=== Written exercise ===
Locate each line below that includes "Роботы" and reproduce it.

=== Task inputs ===
__________

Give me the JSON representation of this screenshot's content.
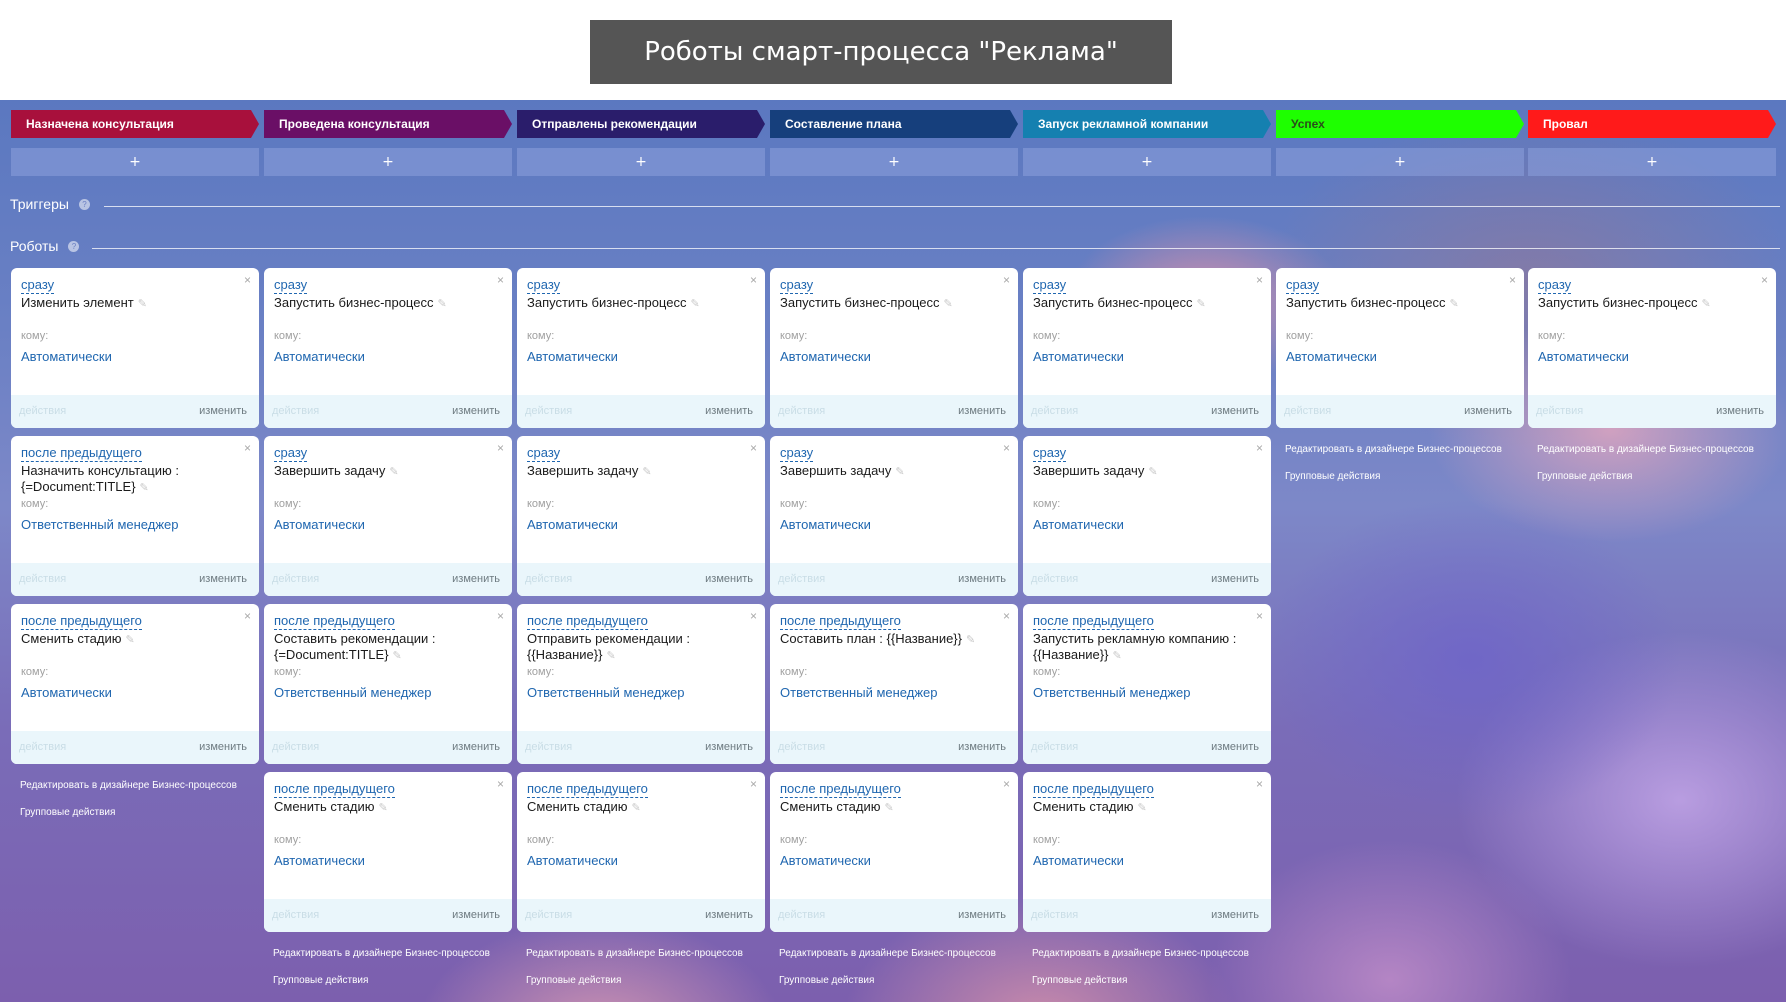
{
  "header": {
    "title": "Роботы смарт-процесса \"Реклама\""
  },
  "stages": [
    {
      "label": "Назначена консультация",
      "color": "#a8103c",
      "add": "+"
    },
    {
      "label": "Проведена консультация",
      "color": "#6a0f66",
      "add": "+"
    },
    {
      "label": "Отправлены рекомендации",
      "color": "#2a1d6b",
      "add": "+"
    },
    {
      "label": "Составление плана",
      "color": "#163f7c",
      "add": "+"
    },
    {
      "label": "Запуск рекламной компании",
      "color": "#1580b0",
      "add": "+"
    },
    {
      "label": "Успех",
      "color": "#1eff00",
      "add": "+"
    },
    {
      "label": "Провал",
      "color": "#ff1a1a",
      "add": "+"
    }
  ],
  "sections": {
    "triggers": "Триггеры",
    "robots": "Роботы"
  },
  "card_labels": {
    "to": "кому:",
    "actions": "действия",
    "edit": "изменить"
  },
  "column_links": {
    "designer": "Редактировать в дизайнере Бизнес-процессов",
    "group": "Групповые действия"
  },
  "robots": [
    [
      {
        "trigger": "сразу",
        "title": "Изменить элемент",
        "to": "Автоматически"
      },
      {
        "trigger": "после предыдущего",
        "title": "Назначить консультацию : {=Document:TITLE}",
        "to": "Ответственный менеджер"
      },
      {
        "trigger": "после предыдущего",
        "title": "Сменить стадию",
        "to": "Автоматически"
      }
    ],
    [
      {
        "trigger": "сразу",
        "title": "Запустить бизнес-процесс",
        "to": "Автоматически"
      },
      {
        "trigger": "сразу",
        "title": "Завершить задачу",
        "to": "Автоматически"
      },
      {
        "trigger": "после предыдущего",
        "title": "Составить рекомендации : {=Document:TITLE}",
        "to": "Ответственный менеджер"
      },
      {
        "trigger": "после предыдущего",
        "title": "Сменить стадию",
        "to": "Автоматически"
      }
    ],
    [
      {
        "trigger": "сразу",
        "title": "Запустить бизнес-процесс",
        "to": "Автоматически"
      },
      {
        "trigger": "сразу",
        "title": "Завершить задачу",
        "to": "Автоматически"
      },
      {
        "trigger": "после предыдущего",
        "title": "Отправить рекомендации : {{Название}}",
        "to": "Ответственный менеджер"
      },
      {
        "trigger": "после предыдущего",
        "title": "Сменить стадию",
        "to": "Автоматически"
      }
    ],
    [
      {
        "trigger": "сразу",
        "title": "Запустить бизнес-процесс",
        "to": "Автоматически"
      },
      {
        "trigger": "сразу",
        "title": "Завершить задачу",
        "to": "Автоматически"
      },
      {
        "trigger": "после предыдущего",
        "title": "Составить план : {{Название}}",
        "to": "Ответственный менеджер"
      },
      {
        "trigger": "после предыдущего",
        "title": "Сменить стадию",
        "to": "Автоматически"
      }
    ],
    [
      {
        "trigger": "сразу",
        "title": "Запустить бизнес-процесс",
        "to": "Автоматически"
      },
      {
        "trigger": "сразу",
        "title": "Завершить задачу",
        "to": "Автоматически"
      },
      {
        "trigger": "после предыдущего",
        "title": "Запустить рекламную компанию : {{Название}}",
        "to": "Ответственный менеджер"
      },
      {
        "trigger": "после предыдущего",
        "title": "Сменить стадию",
        "to": "Автоматически"
      }
    ],
    [
      {
        "trigger": "сразу",
        "title": "Запустить бизнес-процесс",
        "to": "Автоматически"
      }
    ],
    [
      {
        "trigger": "сразу",
        "title": "Запустить бизнес-процесс",
        "to": "Автоматически"
      }
    ]
  ]
}
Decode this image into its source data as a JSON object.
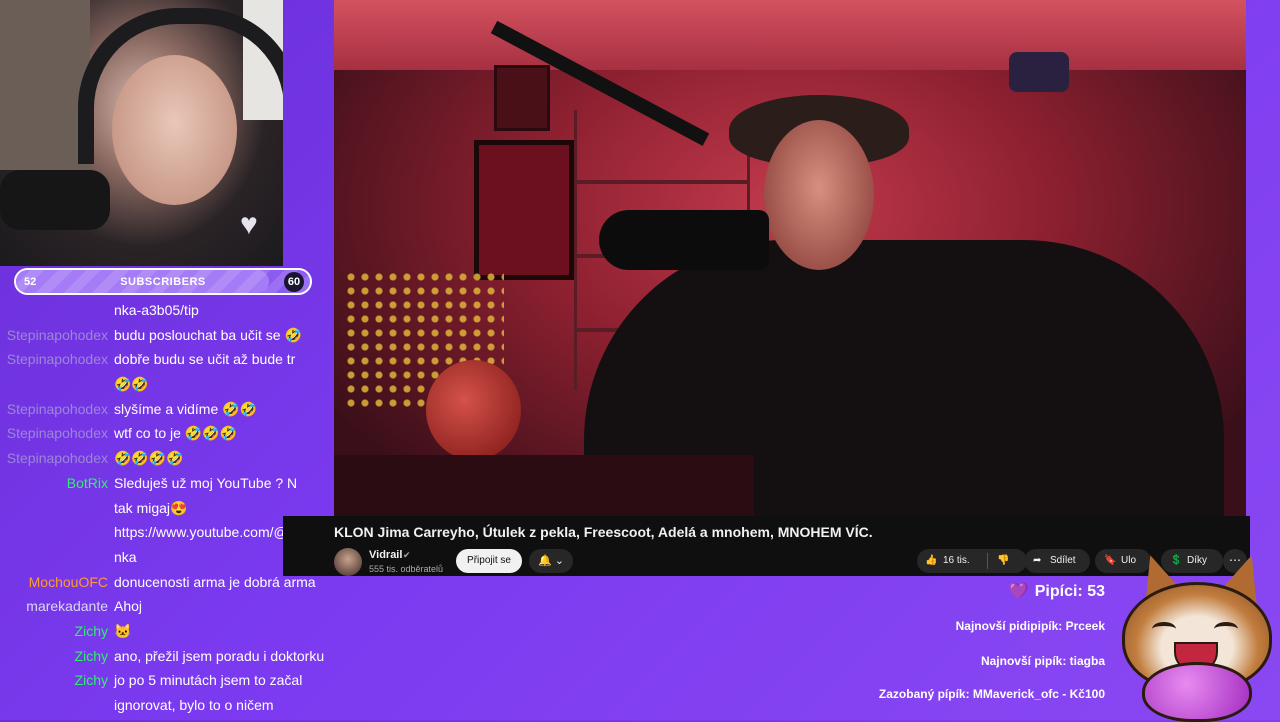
{
  "subscriber_bar": {
    "start": "52",
    "label": "SUBSCRIBERS",
    "goal": "60",
    "progress_fraction": 0.86
  },
  "chat": [
    {
      "user": "",
      "message": "nka-a3b05/tip",
      "color": "#9c86d8",
      "dim": true
    },
    {
      "user": "Stepinapohodex",
      "message": "budu poslouchat ba učit se 🤣",
      "color": "#9c86d8",
      "dim": true
    },
    {
      "user": "Stepinapohodex",
      "message": "dobře budu se učit až bude tr",
      "color": "#9c86d8",
      "dim": true
    },
    {
      "user": "",
      "message": "🤣🤣",
      "color": "#9c86d8",
      "dim": true
    },
    {
      "user": "Stepinapohodex",
      "message": "slyšíme a vidíme 🤣🤣",
      "color": "#9c86d8",
      "dim": true
    },
    {
      "user": "Stepinapohodex",
      "message": "wtf co to je 🤣🤣🤣",
      "color": "#9c86d8",
      "dim": true
    },
    {
      "user": "Stepinapohodex",
      "message": "🤣🤣🤣🤣",
      "color": "#9c86d8",
      "dim": true
    },
    {
      "user": "BotRix",
      "message": "Sleduješ už moj YouTube ? N",
      "color": "#2df36a",
      "dim": false
    },
    {
      "user": "",
      "message": "tak migaj😍",
      "color": "#2df36a",
      "dim": false
    },
    {
      "user": "",
      "message": "https://www.youtube.com/@D",
      "color": "#2df36a",
      "dim": false
    },
    {
      "user": "",
      "message": "nka",
      "color": "#2df36a",
      "dim": false
    },
    {
      "user": "MochouOFC",
      "message": "donucenosti arma je dobrá arma",
      "color": "#ff9a2e",
      "dim": false
    },
    {
      "user": "marekadante",
      "message": "Ahoj",
      "color": "#d8d8f0",
      "dim": false
    },
    {
      "user": "Zichy",
      "message": "🐱",
      "color": "#2df36a",
      "dim": false
    },
    {
      "user": "Zichy",
      "message": "ano, přežil jsem poradu i doktorku",
      "color": "#2df36a",
      "dim": false
    },
    {
      "user": "Zichy",
      "message": "jo po 5 minutách jsem to začal",
      "color": "#2df36a",
      "dim": false
    },
    {
      "user": "",
      "message": "ignorovat, bylo to o ničem",
      "color": "#2df36a",
      "dim": false
    }
  ],
  "video": {
    "title": "KLON Jima Carreyho, Útulek z pekla, Freescoot, Adelá a mnohem, MNOHEM VÍC.",
    "channel_name": "Vidrail",
    "verified_icon": "verified-icon",
    "subscribers": "555 tis. odběratelů",
    "join_label": "Připojit se",
    "bell_icon": "🔔",
    "bell_caret": "⌄",
    "likes": "16 tis.",
    "like_icon": "👍",
    "dislike_icon": "👎",
    "share_icon": "➦",
    "share_label": "Sdílet",
    "save_icon": "🔖",
    "save_label": "Ulo",
    "thanks_icon": "💲",
    "thanks_label": "Díky",
    "more_icon": "⋯"
  },
  "stats": {
    "heart_icon": "💜",
    "pipici": "Pipíci: 53",
    "pidipipik": "Najnovší pidipipík: Prceek",
    "pipik": "Najnovší pipík: tiagba",
    "zazobany": "Zazobaný pípík: MMaverick_ofc - Kč100"
  }
}
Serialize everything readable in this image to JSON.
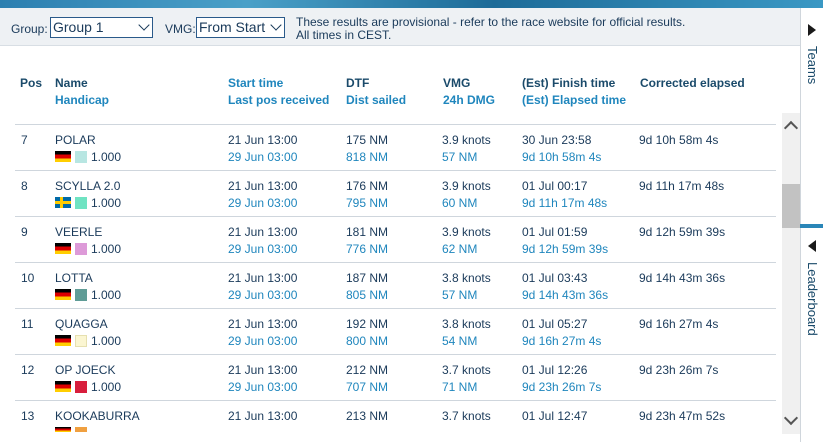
{
  "controls": {
    "group_label": "Group:",
    "group_value": "Group 1",
    "vmg_label": "VMG:",
    "vmg_value": "From Start",
    "notice_line1": "These results are provisional - refer to the race website for official results.",
    "notice_line2": "All times in CEST."
  },
  "headers": {
    "pos": "Pos",
    "name": "Name",
    "handicap": "Handicap",
    "start_time": "Start time",
    "last_pos": "Last pos received",
    "dtf": "DTF",
    "dist_sailed": "Dist sailed",
    "vmg": "VMG",
    "dmg": "24h DMG",
    "finish_time": "(Est) Finish time",
    "elapsed_time": "(Est) Elapsed time",
    "corrected": "Corrected elapsed"
  },
  "rows": [
    {
      "pos": "7",
      "name": "POLAR",
      "flag": "de",
      "swatch": "#b8e6e2",
      "handicap": "1.000",
      "start": "21 Jun 13:00",
      "last": "29 Jun 03:00",
      "dtf": "175 NM",
      "sailed": "818 NM",
      "vmg": "3.9 knots",
      "dmg": "57 NM",
      "finish": "30 Jun 23:58",
      "elapsed": "9d 10h 58m 4s",
      "corrected": "9d 10h 58m 4s"
    },
    {
      "pos": "8",
      "name": "SCYLLA 2.0",
      "flag": "se",
      "swatch": "#6fe3c2",
      "handicap": "1.000",
      "start": "21 Jun 13:00",
      "last": "29 Jun 03:00",
      "dtf": "176 NM",
      "sailed": "795 NM",
      "vmg": "3.9 knots",
      "dmg": "60 NM",
      "finish": "01 Jul 00:17",
      "elapsed": "9d 11h 17m 48s",
      "corrected": "9d 11h 17m 48s"
    },
    {
      "pos": "9",
      "name": "VEERLE",
      "flag": "de",
      "swatch": "#dd9ad8",
      "handicap": "1.000",
      "start": "21 Jun 13:00",
      "last": "29 Jun 03:00",
      "dtf": "181 NM",
      "sailed": "776 NM",
      "vmg": "3.9 knots",
      "dmg": "62 NM",
      "finish": "01 Jul 01:59",
      "elapsed": "9d 12h 59m 39s",
      "corrected": "9d 12h 59m 39s"
    },
    {
      "pos": "10",
      "name": "LOTTA",
      "flag": "de",
      "swatch": "#5f9c96",
      "handicap": "1.000",
      "start": "21 Jun 13:00",
      "last": "29 Jun 03:00",
      "dtf": "187 NM",
      "sailed": "805 NM",
      "vmg": "3.8 knots",
      "dmg": "57 NM",
      "finish": "01 Jul 03:43",
      "elapsed": "9d 14h 43m 36s",
      "corrected": "9d 14h 43m 36s"
    },
    {
      "pos": "11",
      "name": "QUAGGA",
      "flag": "de",
      "swatch": "#fbf6d2",
      "handicap": "1.000",
      "start": "21 Jun 13:00",
      "last": "29 Jun 03:00",
      "dtf": "192 NM",
      "sailed": "800 NM",
      "vmg": "3.8 knots",
      "dmg": "54 NM",
      "finish": "01 Jul 05:27",
      "elapsed": "9d 16h 27m 4s",
      "corrected": "9d 16h 27m 4s"
    },
    {
      "pos": "12",
      "name": "OP JOECK",
      "flag": "de",
      "swatch": "#d81e3c",
      "handicap": "1.000",
      "start": "21 Jun 13:00",
      "last": "29 Jun 03:00",
      "dtf": "212 NM",
      "sailed": "707 NM",
      "vmg": "3.7 knots",
      "dmg": "71 NM",
      "finish": "01 Jul 12:26",
      "elapsed": "9d 23h 26m 7s",
      "corrected": "9d 23h 26m 7s"
    },
    {
      "pos": "13",
      "name": "KOOKABURRA",
      "flag": "de",
      "swatch": "#f0a040",
      "handicap": "",
      "start": "21 Jun 13:00",
      "last": "",
      "dtf": "213 NM",
      "sailed": "",
      "vmg": "3.7 knots",
      "dmg": "",
      "finish": "01 Jul 12:47",
      "elapsed": "",
      "corrected": "9d 23h 47m 52s"
    }
  ],
  "side": {
    "teams_label": "Teams",
    "leaderboard_label": "Leaderboard"
  }
}
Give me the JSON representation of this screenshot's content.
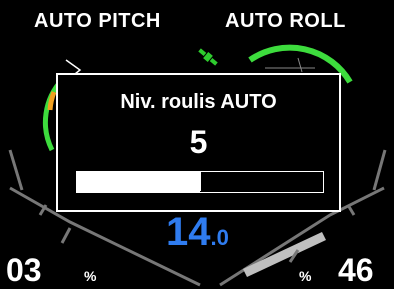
{
  "header": {
    "left_label": "AUTO PITCH",
    "right_label": "AUTO ROLL"
  },
  "status_icon": "satellite-icon",
  "left_gauge": {
    "value": "03",
    "unit": "%"
  },
  "right_gauge": {
    "value": "46",
    "unit": "%"
  },
  "center_readout": {
    "integer": "14",
    "decimal": ".0",
    "color": "#2f7cf0"
  },
  "popup": {
    "title": "Niv. roulis AUTO",
    "value": "5",
    "progress_fraction": 0.5
  },
  "colors": {
    "gauge_arc": "#3ddc3d",
    "gauge_arc_warn": "#f0a020",
    "background": "#000000",
    "text": "#ffffff",
    "accent_blue": "#2f7cf0",
    "satellite_green": "#2ecc2e"
  }
}
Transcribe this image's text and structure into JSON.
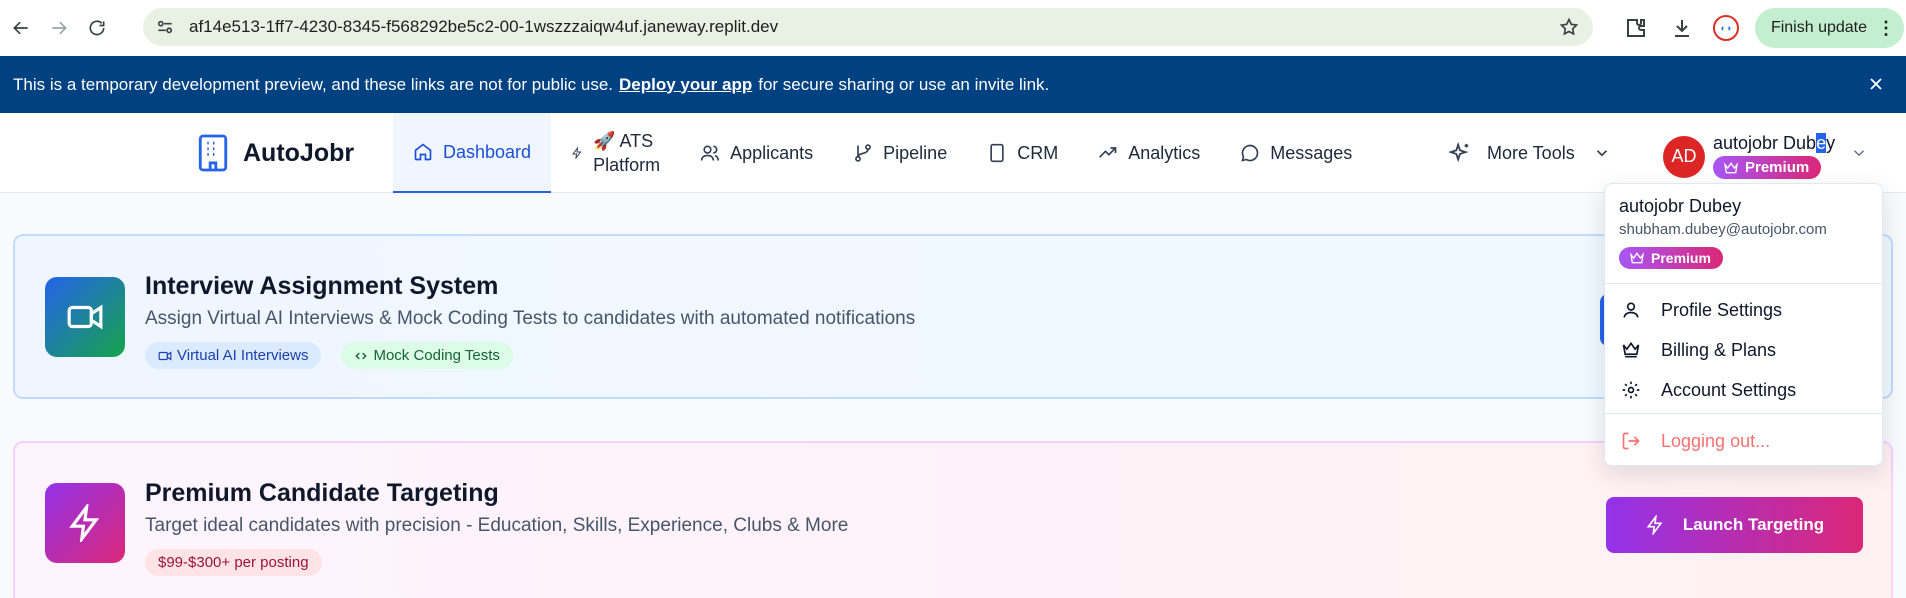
{
  "browser": {
    "url": "af14e513-1ff7-4230-8345-f568292be5c2-00-1wszzzaiqw4uf.janeway.replit.dev",
    "finish_update_label": "Finish update"
  },
  "banner": {
    "text_before": "This is a temporary development preview, and these links are not for public use.",
    "link": "Deploy your app",
    "text_after": "for secure sharing or use an invite link."
  },
  "app": {
    "name": "AutoJobr"
  },
  "nav": {
    "dashboard": "Dashboard",
    "ats_line1": "🚀 ATS",
    "ats_line2": "Platform",
    "applicants": "Applicants",
    "pipeline": "Pipeline",
    "crm": "CRM",
    "analytics": "Analytics",
    "messages": "Messages",
    "more_tools": "More Tools"
  },
  "user": {
    "initials": "AD",
    "name_part1": "autojobr Dub",
    "name_selected": "e",
    "name_part2": "y",
    "badge": "Premium"
  },
  "dropdown": {
    "name": "autojobr Dubey",
    "email": "shubham.dubey@autojobr.com",
    "badge": "Premium",
    "profile_settings": "Profile Settings",
    "billing_plans": "Billing & Plans",
    "account_settings": "Account Settings",
    "logging_out": "Logging out..."
  },
  "cards": {
    "interview": {
      "title": "Interview Assignment System",
      "description": "Assign Virtual AI Interviews & Mock Coding Tests to candidates with automated notifications",
      "tag1": "Virtual AI Interviews",
      "tag2": "Mock Coding Tests"
    },
    "targeting": {
      "title": "Premium Candidate Targeting",
      "description": "Target ideal candidates with precision - Education, Skills, Experience, Clubs & More",
      "tag1": "$99-$300+ per posting",
      "button": "Launch Targeting"
    }
  },
  "colors": {
    "banner": "#004182",
    "primary": "#2563eb",
    "premium_gradient_start": "#a855f7",
    "premium_gradient_end": "#db2777",
    "avatar": "#dc2626"
  }
}
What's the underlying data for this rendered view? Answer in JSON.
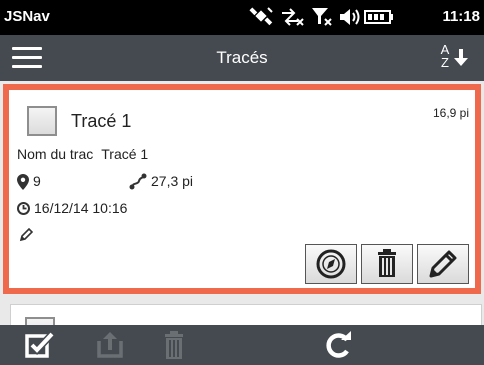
{
  "statusbar": {
    "app_name": "JSNav",
    "time": "11:18",
    "icons": [
      "satellite-icon",
      "data-connection-icon",
      "no-signal-icon",
      "speaker-icon",
      "battery-icon"
    ]
  },
  "titlebar": {
    "title": "Tracés",
    "menu_icon": "hamburger-menu-icon",
    "sort_label": "A Z",
    "sort_icon": "sort-alpha-down-icon"
  },
  "tracks": [
    {
      "name": "Tracé 1",
      "size": "16,9 pi",
      "field_label": "Nom du trac",
      "field_value": "Tracé 1",
      "points": "9",
      "distance": "27,3 pi",
      "date": "16/12/14 10:16",
      "selected": true,
      "actions": [
        "navigate-button",
        "delete-button",
        "edit-button"
      ]
    }
  ],
  "toolbar": {
    "items": [
      "select-all-icon",
      "export-icon",
      "delete-icon",
      "refresh-icon"
    ]
  },
  "colors": {
    "accent": "#ef6a4d",
    "bar": "#444a50",
    "status": "#000000",
    "disabled": "#6a6f74"
  }
}
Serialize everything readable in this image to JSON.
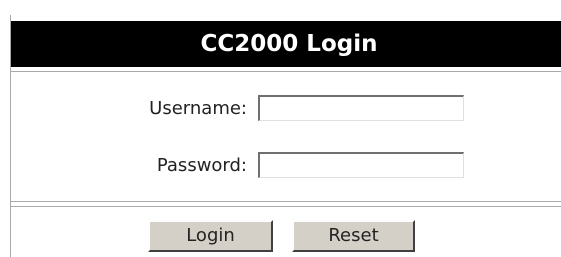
{
  "header": {
    "title": "CC2000 Login"
  },
  "form": {
    "username_label": "Username:",
    "username_value": "",
    "password_label": "Password:",
    "password_value": ""
  },
  "buttons": {
    "login_label": "Login",
    "reset_label": "Reset"
  },
  "colors": {
    "title_bar_background": "#000000",
    "title_text": "#ffffff",
    "button_face": "#d4d0c8"
  }
}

__________

=== Correct result ===
    "title": "Роботы смарт-процесса \"Реклама\""
    "robots": "Роботы"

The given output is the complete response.